**Supplied data**.
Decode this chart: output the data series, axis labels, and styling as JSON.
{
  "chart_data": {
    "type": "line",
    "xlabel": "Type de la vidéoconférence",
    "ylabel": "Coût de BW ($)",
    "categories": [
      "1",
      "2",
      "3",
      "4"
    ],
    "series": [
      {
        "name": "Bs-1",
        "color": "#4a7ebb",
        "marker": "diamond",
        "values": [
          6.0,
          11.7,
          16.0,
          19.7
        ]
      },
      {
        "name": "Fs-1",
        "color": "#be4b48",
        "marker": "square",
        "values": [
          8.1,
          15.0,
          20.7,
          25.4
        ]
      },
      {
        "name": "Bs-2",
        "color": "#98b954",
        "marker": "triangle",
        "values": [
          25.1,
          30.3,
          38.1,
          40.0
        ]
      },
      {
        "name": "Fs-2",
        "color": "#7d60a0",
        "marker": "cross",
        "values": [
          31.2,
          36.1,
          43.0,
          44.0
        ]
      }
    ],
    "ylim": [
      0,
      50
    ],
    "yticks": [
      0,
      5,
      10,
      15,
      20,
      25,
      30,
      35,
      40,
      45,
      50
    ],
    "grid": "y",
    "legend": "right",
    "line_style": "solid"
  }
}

**Brief**.
Your answer should be only a number: how many lines of the data above contain the string "series"?

**Answer to the exercise**.
2